TO BE DONE
Drop every picture and give the entries back exactly.

(A run of records)
· · · ·
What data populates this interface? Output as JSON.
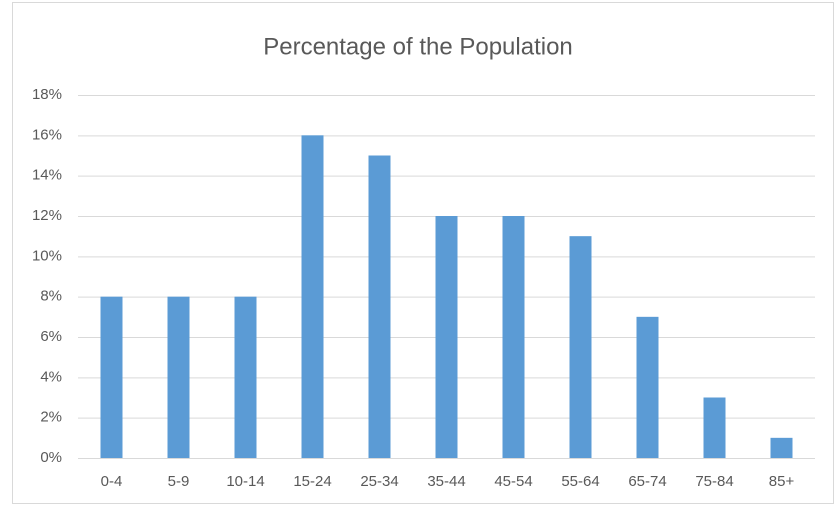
{
  "chart_data": {
    "type": "bar",
    "title": "Percentage of the Population",
    "categories": [
      "0-4",
      "5-9",
      "10-14",
      "15-24",
      "25-34",
      "35-44",
      "45-54",
      "55-64",
      "65-74",
      "75-84",
      "85+"
    ],
    "values": [
      8,
      8,
      8,
      16,
      15,
      12,
      12,
      11,
      7,
      3,
      1
    ],
    "color": "#5b9bd5",
    "ylim": [
      0,
      18
    ],
    "yticks": [
      {
        "value": 0,
        "label": "0%"
      },
      {
        "value": 2,
        "label": "2%"
      },
      {
        "value": 4,
        "label": "4%"
      },
      {
        "value": 6,
        "label": "6%"
      },
      {
        "value": 8,
        "label": "8%"
      },
      {
        "value": 10,
        "label": "10%"
      },
      {
        "value": 12,
        "label": "12%"
      },
      {
        "value": 14,
        "label": "14%"
      },
      {
        "value": 16,
        "label": "16%"
      },
      {
        "value": 18,
        "label": "18%"
      }
    ],
    "grid": true
  }
}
· · · ·
OUTPUT OF THE EXERCISE
What data populates this interface? Output as JSON.
{
  "chart_data": {
    "type": "bar",
    "title": "Percentage of the Population",
    "categories": [
      "0-4",
      "5-9",
      "10-14",
      "15-24",
      "25-34",
      "35-44",
      "45-54",
      "55-64",
      "65-74",
      "75-84",
      "85+"
    ],
    "values": [
      8,
      8,
      8,
      16,
      15,
      12,
      12,
      11,
      7,
      3,
      1
    ],
    "color": "#5b9bd5",
    "ylim": [
      0,
      18
    ],
    "yticks": [
      {
        "value": 0,
        "label": "0%"
      },
      {
        "value": 2,
        "label": "2%"
      },
      {
        "value": 4,
        "label": "4%"
      },
      {
        "value": 6,
        "label": "6%"
      },
      {
        "value": 8,
        "label": "8%"
      },
      {
        "value": 10,
        "label": "10%"
      },
      {
        "value": 12,
        "label": "12%"
      },
      {
        "value": 14,
        "label": "14%"
      },
      {
        "value": 16,
        "label": "16%"
      },
      {
        "value": 18,
        "label": "18%"
      }
    ],
    "grid": true
  }
}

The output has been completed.